(Recorded data)
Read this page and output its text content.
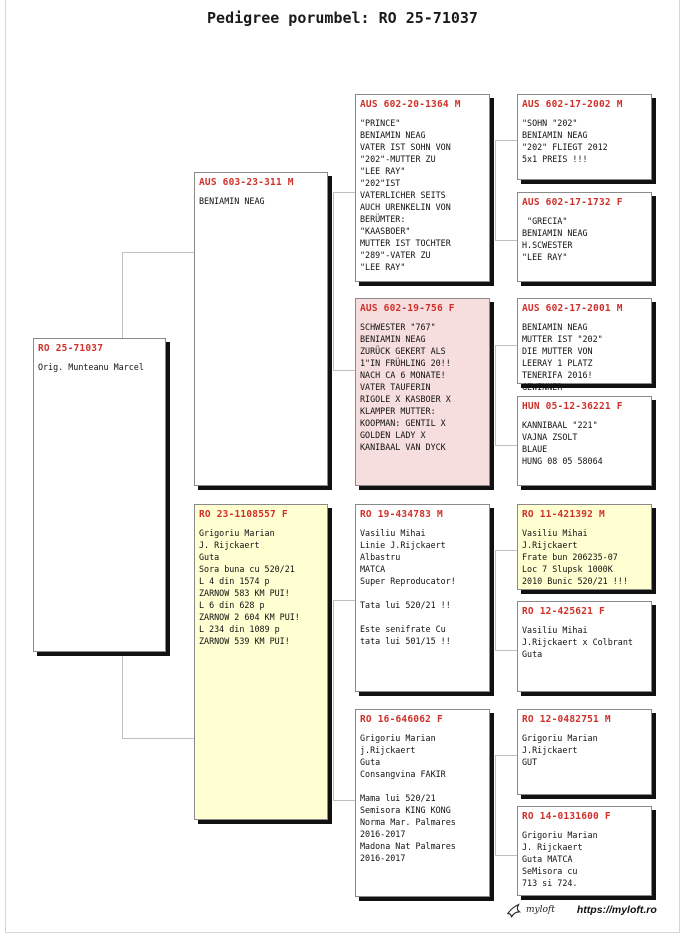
Pedigree porumbel: RO 25-71037
RO 25-71037
Orig. Munteanu Marcel
AUS 603-23-311 M
BENIAMIN NEAG
RO 23-1108557 F
Grigoriu Marian
J. Rijckaert
Guta
Sora buna cu 520/21
L 4 din 1574 p
ZARNOW 583 KM PUI!
L 6 din 628 p
ZARNOW 2 604 KM PUI!
L 234 din 1089 p
ZARNOW 539 KM PUI!
AUS 602-20-1364 M
"PRINCE"
BENIAMIN NEAG
VATER IST SOHN VON
"202"-MUTTER ZU
"LEE RAY"
"202"IST
VATERLICHER SEITS
AUCH URENKELIN VON
BERÜMTER:
"KAASBOER"
MUTTER IST TOCHTER
"289"-VATER ZU
"LEE RAY"
AUS 602-19-756 F
SCHWESTER "767"
BENIAMIN NEAG
ZURÜCK GEKERT ALS
1"IN FRÜHLING 20!!
NACH CA 6 MONATE!
VATER TAUFERIN
RIGOLE X KASBOER X
KLAMPER MUTTER:
KOOPMAN: GENTIL X
GOLDEN LADY X
KANIBAAL VAN DYCK
RO 19-434783 M
Vasiliu Mihai
Linie J.Rijckaert
Albastru
MATCA
Super Reproducator!

Tata lui 520/21 !!

Este senifrate Cu
tata lui 501/15 !!
RO 16-646062 F
Grigoriu Marian
j.Rijckaert
Guta
Consangvina FAKIR

Mama lui 520/21
Semisora KING KONG
Norma Mar. Palmares
2016-2017
Madona Nat Palmares
2016-2017
AUS 602-17-2002 M
"SOHN "202"
BENIAMIN NEAG
"202" FLIEGT 2012
5x1 PREIS !!!
AUS 602-17-1732 F
"GRECIA"
BENIAMIN NEAG
H.SCWESTER
"LEE RAY"
AUS 602-17-2001 M
BENIAMIN NEAG
MUTTER IST "202"
DIE MUTTER VON
LEERAY 1 PLATZ
TENERIFA 2016!
GEWINNER
HUN 05-12-36221 F
KANNIBAAL "221"
VAJNA ZSOLT
BLAUE
HUNG 08 05 58064
RO 11-421392 M
Vasiliu Mihai
J.Rijckaert
Frate bun 206235-07
Loc 7 Slupsk 1000K
2010 Bunic 520/21 !!!
RO 12-425621 F
Vasiliu Mihai
J.Rijckaert x Colbrant
Guta
RO 12-0482751 M
Grigoriu Marian
J.Rijckaert
GUT
RO 14-0131600 F
Grigoriu Marian
J. Rijckaert
Guta MATCA
SeMisora cu
713 si 724.
myloft https://myloft.ro
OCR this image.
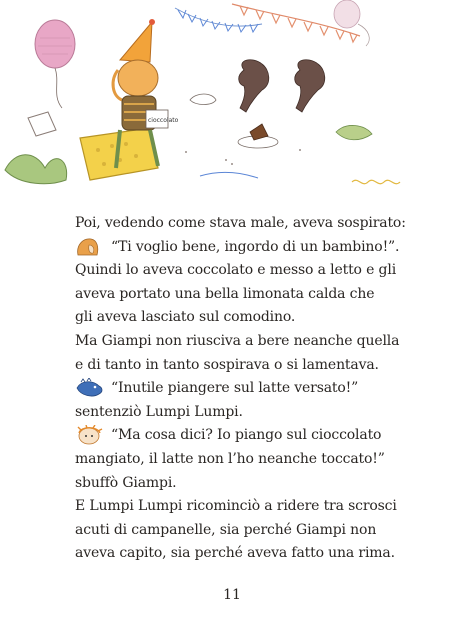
cioccolato
Poi, vedendo come stava male, aveva sospirato:
“Ti voglio bene, ingordo di un bambino!”.
Quindi lo aveva coccolato e messo a letto e gli
aveva portato una bella limonata calda che
gli aveva lasciato sul comodino.
Ma Giampi non riusciva a bere neanche quella
e di tanto in tanto sospirava o si lamentava.
“Inutile piangere sul latte versato!”
sentenziò Lumpi Lumpi.
“Ma cosa dici? Io piango sul cioccolato
mangiato, il latte non l’ho neanche toccato!”
sbuffò Giampi.
E Lumpi Lumpi ricominciò a ridere tra scrosci
acuti di campanelle, sia perché Giampi non
aveva capito, sia perché aveva fatto una rima.
11
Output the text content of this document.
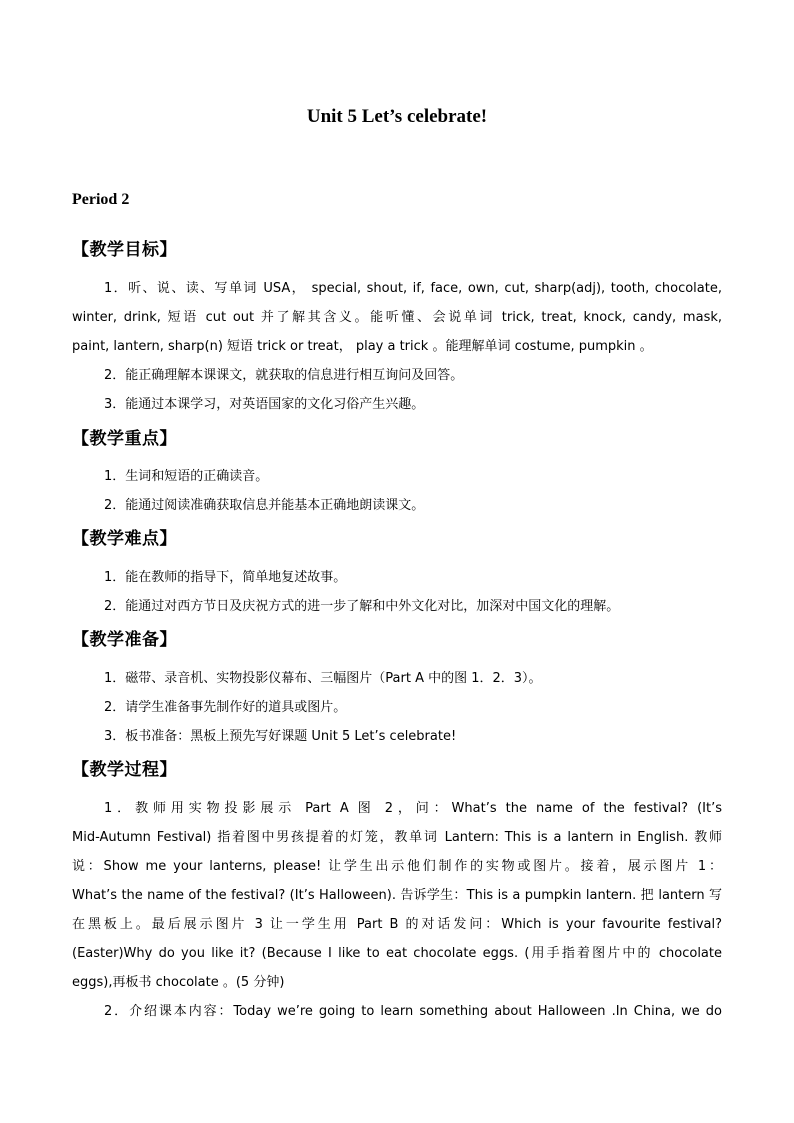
Unit 5 Let’s celebrate!
Period 2
【教学目标】
1．听、说、读、写单词 USA， special, shout, if, face, own, cut, sharp(adj), tooth, chocolate,
winter, drink, 短语 cut out 并了解其含义。能听懂、会说单词 trick, treat, knock, candy, mask,
paint, lantern, sharp(n) 短语 trick or treat， play a trick 。能理解单词 costume, pumpkin 。
2．能正确理解本课课文，就获取的信息进行相互询问及回答。
3．能通过本课学习，对英语国家的文化习俗产生兴趣。
【教学重点】
1．生词和短语的正确读音。
2．能通过阅读准确获取信息并能基本正确地朗读课文。
【教学难点】
1．能在教师的指导下，简单地复述故事。
2．能通过对西方节日及庆祝方式的进一步了解和中外文化对比，加深对中国文化的理解。
【教学准备】
1．磁带、录音机、实物投影仪幕布、三幅图片（Part A 中的图 1．2．3）。
2．请学生准备事先制作好的道具或图片。
3．板书准备：黑板上预先写好课题 Unit 5 Let’s celebrate!
【教学过程】
1．教师用实物投影展示 Part A 图 2，问：What’s the name of the festival? (It’s
Mid-Autumn Festival) 指着图中男孩提着的灯笼，教单词 Lantern: This is a lantern in English. 教师
说：Show me your lanterns, please! 让学生出示他们制作的实物或图片。接着，展示图片 1：
What’s the name of the festival? (It’s Halloween). 告诉学生：This is a pumpkin lantern. 把 lantern 写
在黑板上。最后展示图片 3 让一学生用 Part B 的对话发问：Which is your favourite festival?
(Easter)Why do you like it? (Because I like to eat chocolate eggs. (用手指着图片中的 chocolate
eggs),再板书 chocolate 。(5 分钟)
2．介绍课本内容：Today we’re going to learn something about Halloween .In China, we do
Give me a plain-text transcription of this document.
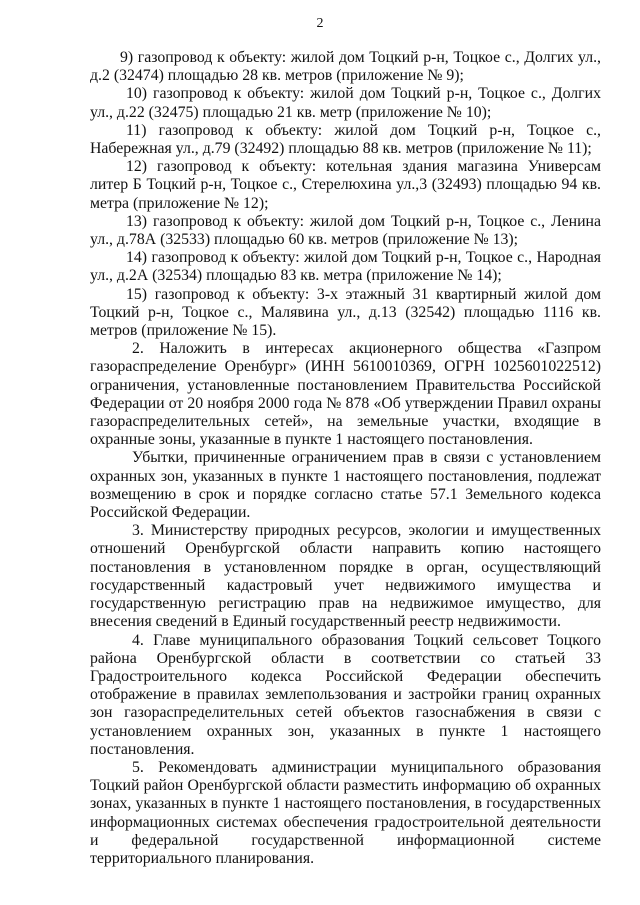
2

9) газопровод к объекту: жилой дом Тоцкий р-н, Тоцкое с., Долгих ул., д.2 (32474) площадью 28 кв. метров (приложение № 9);

10) газопровод к объекту: жилой дом Тоцкий р-н, Тоцкое с., Долгих ул., д.22 (32475) площадью 21 кв. метр (приложение № 10);

11) газопровод к объекту: жилой дом Тоцкий р-н, Тоцкое с., Набережная ул., д.79 (32492) площадью 88 кв. метров (приложение № 11);

12) газопровод к объекту: котельная здания магазина Универсам литер Б Тоцкий р-н, Тоцкое с., Стерелюхина ул.,3 (32493) площадью 94 кв. метра (приложение № 12);

13) газопровод к объекту: жилой дом Тоцкий р-н, Тоцкое с., Ленина ул., д.78А (32533) площадью 60 кв. метров (приложение № 13);

14) газопровод к объекту: жилой дом Тоцкий р-н, Тоцкое с., Народная ул., д.2А (32534) площадью 83 кв. метра (приложение № 14);

15) газопровод к объекту: 3-х этажный 31 квартирный жилой дом Тоцкий р-н, Тоцкое с., Малявина ул., д.13 (32542) площадью 1116 кв. метров (приложение № 15).

2. Наложить в интересах акционерного общества «Газпром газораспределение Оренбург» (ИНН 5610010369, ОГРН 1025601022512) ограничения, установленные постановлением Правительства Российской Федерации от 20 ноября 2000 года № 878 «Об утверждении Правил охраны газораспределительных сетей», на земельные участки, входящие в охранные зоны, указанные в пункте 1 настоящего постановления.

Убытки, причиненные ограничением прав в связи с установлением охранных зон, указанных в пункте 1 настоящего постановления, подлежат возмещению в срок и порядке согласно статье 57.1 Земельного кодекса Российской Федерации.

3. Министерству природных ресурсов, экологии и имущественных отношений Оренбургской области направить копию настоящего постановления в установленном порядке в орган, осуществляющий государственный кадастровый учет недвижимого имущества и государственную регистрацию прав на недвижимое имущество, для внесения сведений в Единый государственный реестр недвижимости.

4. Главе муниципального образования Тоцкий сельсовет Тоцкого района Оренбургской области в соответствии со статьей 33 Градостроительного кодекса Российской Федерации обеспечить отображение в правилах землепользования и застройки границ охранных зон газораспределительных сетей объектов газоснабжения в связи с установлением охранных зон, указанных в пункте 1 настоящего постановления.

5. Рекомендовать администрации муниципального образования Тоцкий район Оренбургской области разместить информацию об охранных зонах, указанных в пункте 1 настоящего постановления, в государственных информационных системах обеспечения градостроительной деятельности и федеральной государственной информационной системе территориального планирования.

**GIVEN TASK:** Without the pictures, repeat the listing above exactly.

**SOLUTION:**
Read this page and output its text content.
Pedigree porumbel: RO 25-71037
RO 25-71037
Orig. Munteanu Marcel
AUS 603-23-311 M
BENIAMIN NEAG
RO 23-1108557 F
Grigoriu Marian
J. Rijckaert
Guta
Sora buna cu 520/21
L 4 din 1574 p
ZARNOW 583 KM PUI!
L 6 din 628 p
ZARNOW 2 604 KM PUI!
L 234 din 1089 p
ZARNOW 539 KM PUI!
AUS 602-20-1364 M
"PRINCE"
BENIAMIN NEAG
VATER IST SOHN VON
"202"-MUTTER ZU
"LEE RAY"
"202"IST
VATERLICHER SEITS
AUCH URENKELIN VON
BERÜMTER:
"KAASBOER"
MUTTER IST TOCHTER
"289"-VATER ZU
"LEE RAY"
AUS 602-19-756 F
SCHWESTER "767"
BENIAMIN NEAG
ZURÜCK GEKERT ALS
1"IN FRÜHLING 20!!
NACH CA 6 MONATE!
VATER TAUFERIN
RIGOLE X KASBOER X
KLAMPER MUTTER:
KOOPMAN: GENTIL X
GOLDEN LADY X
KANIBAAL VAN DYCK
RO 19-434783 M
Vasiliu Mihai
Linie J.Rijckaert
Albastru
MATCA
Super Reproducator!

Tata lui 520/21 !!

Este senifrate Cu
tata lui 501/15 !!
RO 16-646062 F
Grigoriu Marian
j.Rijckaert
Guta
Consangvina FAKIR

Mama lui 520/21
Semisora KING KONG
Norma Mar. Palmares
2016-2017
Madona Nat Palmares
2016-2017
AUS 602-17-2002 M
"SOHN "202"
BENIAMIN NEAG
"202" FLIEGT 2012
5x1 PREIS !!!
AUS 602-17-1732 F
"GRECIA"
BENIAMIN NEAG
H.SCWESTER
"LEE RAY"
AUS 602-17-2001 M
BENIAMIN NEAG
MUTTER IST "202"
DIE MUTTER VON
LEERAY 1 PLATZ
TENERIFA 2016!
GEWINNER
HUN 05-12-36221 F
KANNIBAAL "221"
VAJNA ZSOLT
BLAUE
HUNG 08 05 58064
RO 11-421392 M
Vasiliu Mihai
J.Rijckaert
Frate bun 206235-07
Loc 7 Slupsk 1000K
2010 Bunic 520/21 !!!
RO 12-425621 F
Vasiliu Mihai
J.Rijckaert x Colbrant
Guta
RO 12-0482751 M
Grigoriu Marian
J.Rijckaert
GUT
RO 14-0131600 F
Grigoriu Marian
J. Rijckaert
Guta MATCA
SeMisora cu
713 si 724.
myloft https://myloft.ro
OCR this image.
cioccolato
Poi, vedendo come stava male, aveva sospirato:
“Ti voglio bene, ingordo di un bambino!”.
Quindi lo aveva coccolato e messo a letto e gli
aveva portato una bella limonata calda che
gli aveva lasciato sul comodino.
Ma Giampi non riusciva a bere neanche quella
e di tanto in tanto sospirava o si lamentava.
“Inutile piangere sul latte versato!”
sentenziò Lumpi Lumpi.
“Ma cosa dici? Io piango sul cioccolato
mangiato, il latte non l’ho neanche toccato!”
sbuffò Giampi.
E Lumpi Lumpi ricominciò a ridere tra scrosci
acuti di campanelle, sia perché Giampi non
aveva capito, sia perché aveva fatto una rima.
11
Output the text content of this document.
Unit 5 Let’s celebrate!
Period 2
【教学目标】
1．听、说、读、写单词 USA， special, shout, if, face, own, cut, sharp(adj), tooth, chocolate,
winter, drink, 短语 cut out 并了解其含义。能听懂、会说单词 trick, treat, knock, candy, mask,
paint, lantern, sharp(n) 短语 trick or treat， play a trick 。能理解单词 costume, pumpkin 。
2．能正确理解本课课文，就获取的信息进行相互询问及回答。
3．能通过本课学习，对英语国家的文化习俗产生兴趣。
【教学重点】
1．生词和短语的正确读音。
2．能通过阅读准确获取信息并能基本正确地朗读课文。
【教学难点】
1．能在教师的指导下，简单地复述故事。
2．能通过对西方节日及庆祝方式的进一步了解和中外文化对比，加深对中国文化的理解。
【教学准备】
1．磁带、录音机、实物投影仪幕布、三幅图片（Part A 中的图 1．2．3）。
2．请学生准备事先制作好的道具或图片。
3．板书准备：黑板上预先写好课题 Unit 5 Let’s celebrate!
【教学过程】
1．教师用实物投影展示 Part A 图 2，问：What’s the name of the festival? (It’s
Mid-Autumn Festival) 指着图中男孩提着的灯笼，教单词 Lantern: This is a lantern in English. 教师
说：Show me your lanterns, please! 让学生出示他们制作的实物或图片。接着，展示图片 1：
What’s the name of the festival? (It’s Halloween). 告诉学生：This is a pumpkin lantern. 把 lantern 写
在黑板上。最后展示图片 3 让一学生用 Part B 的对话发问：Which is your favourite festival?
(Easter)Why do you like it? (Because I like to eat chocolate eggs. (用手指着图片中的 chocolate
eggs),再板书 chocolate 。(5 分钟)
2．介绍课本内容：Today we’re going to learn something about Halloween .In China, we do
Give me a plain-text transcription of this document.
2

9) газопровод к объекту: жилой дом Тоцкий р-н, Тоцкое с., Долгих ул., д.2 (32474) площадью 28 кв. метров (приложение № 9);

10) газопровод к объекту: жилой дом Тоцкий р-н, Тоцкое с., Долгих ул., д.22 (32475) площадью 21 кв. метр (приложение № 10);

11) газопровод к объекту: жилой дом Тоцкий р-н, Тоцкое с., Набережная ул., д.79 (32492) площадью 88 кв. метров (приложение № 11);

12) газопровод к объекту: котельная здания магазина Универсам литер Б Тоцкий р-н, Тоцкое с., Стерелюхина ул.,3 (32493) площадью 94 кв. метра (приложение № 12);

13) газопровод к объекту: жилой дом Тоцкий р-н, Тоцкое с., Ленина ул., д.78А (32533) площадью 60 кв. метров (приложение № 13);

14) газопровод к объекту: жилой дом Тоцкий р-н, Тоцкое с., Народная ул., д.2А (32534) площадью 83 кв. метра (приложение № 14);

15) газопровод к объекту: 3-х этажный 31 квартирный жилой дом Тоцкий р-н, Тоцкое с., Малявина ул., д.13 (32542) площадью 1116 кв. метров (приложение № 15).

2. Наложить в интересах акционерного общества «Газпром газораспределение Оренбург» (ИНН 5610010369, ОГРН 1025601022512) ограничения, установленные постановлением Правительства Российской Федерации от 20 ноября 2000 года № 878 «Об утверждении Правил охраны газораспределительных сетей», на земельные участки, входящие в охранные зоны, указанные в пункте 1 настоящего постановления.

Убытки, причиненные ограничением прав в связи с установлением охранных зон, указанных в пункте 1 настоящего постановления, подлежат возмещению в срок и порядке согласно статье 57.1 Земельного кодекса Российской Федерации.

3. Министерству природных ресурсов, экологии и имущественных отношений Оренбургской области направить копию настоящего постановления в установленном порядке в орган, осуществляющий государственный кадастровый учет недвижимого имущества и государственную регистрацию прав на недвижимое имущество, для внесения сведений в Единый государственный реестр недвижимости.

4. Главе муниципального образования Тоцкий сельсовет Тоцкого района Оренбургской области в соответствии со статьей 33 Градостроительного кодекса Российской Федерации обеспечить отображение в правилах землепользования и застройки границ охранных зон газораспределительных сетей объектов газоснабжения в связи с установлением охранных зон, указанных в пункте 1 настоящего постановления.

5. Рекомендовать администрации муниципального образования Тоцкий район Оренбургской области разместить информацию об охранных зонах, указанных в пункте 1 настоящего постановления, в государственных информационных системах обеспечения градостроительной деятельности и федеральной государственной информационной системе территориального планирования.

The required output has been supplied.